Please repeat the records verbatim, from their first line through the line holding "entry-description: Gives a", both ends included.
===== RECORDS SUPPLIED
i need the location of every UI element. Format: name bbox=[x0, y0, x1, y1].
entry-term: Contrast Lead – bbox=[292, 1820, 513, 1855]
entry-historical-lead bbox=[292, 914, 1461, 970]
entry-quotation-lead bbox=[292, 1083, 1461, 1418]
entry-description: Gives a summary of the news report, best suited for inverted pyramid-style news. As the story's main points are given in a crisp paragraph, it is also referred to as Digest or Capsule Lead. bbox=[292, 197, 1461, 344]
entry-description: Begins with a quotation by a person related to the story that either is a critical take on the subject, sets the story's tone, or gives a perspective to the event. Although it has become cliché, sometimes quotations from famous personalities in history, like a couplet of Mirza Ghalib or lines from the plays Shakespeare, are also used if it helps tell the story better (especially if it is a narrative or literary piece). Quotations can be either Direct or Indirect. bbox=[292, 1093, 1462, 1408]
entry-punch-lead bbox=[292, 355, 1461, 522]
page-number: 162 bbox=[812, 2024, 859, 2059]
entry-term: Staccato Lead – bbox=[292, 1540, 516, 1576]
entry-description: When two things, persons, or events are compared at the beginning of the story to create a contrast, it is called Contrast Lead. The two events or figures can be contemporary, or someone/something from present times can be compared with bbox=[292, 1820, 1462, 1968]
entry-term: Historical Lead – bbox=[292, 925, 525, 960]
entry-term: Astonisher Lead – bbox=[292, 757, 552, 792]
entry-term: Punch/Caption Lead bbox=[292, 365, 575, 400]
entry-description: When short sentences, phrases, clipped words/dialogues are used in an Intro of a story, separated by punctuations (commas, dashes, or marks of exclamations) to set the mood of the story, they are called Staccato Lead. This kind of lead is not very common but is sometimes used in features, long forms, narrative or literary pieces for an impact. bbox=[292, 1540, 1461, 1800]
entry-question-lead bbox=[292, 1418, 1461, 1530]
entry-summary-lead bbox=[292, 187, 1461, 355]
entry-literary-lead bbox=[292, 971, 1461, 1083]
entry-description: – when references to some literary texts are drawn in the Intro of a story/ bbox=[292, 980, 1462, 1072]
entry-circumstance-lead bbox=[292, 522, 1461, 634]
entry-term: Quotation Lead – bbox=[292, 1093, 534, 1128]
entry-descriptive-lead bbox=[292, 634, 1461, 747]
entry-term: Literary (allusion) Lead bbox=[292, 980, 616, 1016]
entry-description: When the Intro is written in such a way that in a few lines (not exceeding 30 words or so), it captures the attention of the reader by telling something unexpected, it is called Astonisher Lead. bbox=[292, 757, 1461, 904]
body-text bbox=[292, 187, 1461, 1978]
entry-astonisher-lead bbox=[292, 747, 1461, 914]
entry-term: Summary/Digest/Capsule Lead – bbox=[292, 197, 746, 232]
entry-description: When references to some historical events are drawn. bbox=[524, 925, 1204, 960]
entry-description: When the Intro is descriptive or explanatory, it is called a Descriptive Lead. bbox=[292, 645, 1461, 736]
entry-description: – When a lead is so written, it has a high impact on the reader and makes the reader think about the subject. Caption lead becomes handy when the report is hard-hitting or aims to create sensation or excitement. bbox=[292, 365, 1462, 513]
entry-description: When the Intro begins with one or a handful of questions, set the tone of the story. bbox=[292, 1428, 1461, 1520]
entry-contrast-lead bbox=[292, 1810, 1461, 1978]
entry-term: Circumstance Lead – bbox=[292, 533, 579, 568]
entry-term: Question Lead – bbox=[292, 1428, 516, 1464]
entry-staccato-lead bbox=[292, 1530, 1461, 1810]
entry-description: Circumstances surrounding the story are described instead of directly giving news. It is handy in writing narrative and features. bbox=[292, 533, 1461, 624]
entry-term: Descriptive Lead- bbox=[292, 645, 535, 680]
==========
[OUTPUT OF THE EXERCISE]
i need the location of every UI element. Format: name bbox=[x0, y0, x1, y1].
entry-term: Contrast Lead – bbox=[292, 1820, 513, 1855]
entry-historical-lead bbox=[292, 914, 1461, 970]
entry-quotation-lead bbox=[292, 1083, 1461, 1418]
entry-description: Gives a summary of the news report, best suited for inverted pyramid-style news. As the story's main points are given in a crisp paragraph, it is also referred to as Digest or Capsule Lead. bbox=[292, 197, 1461, 344]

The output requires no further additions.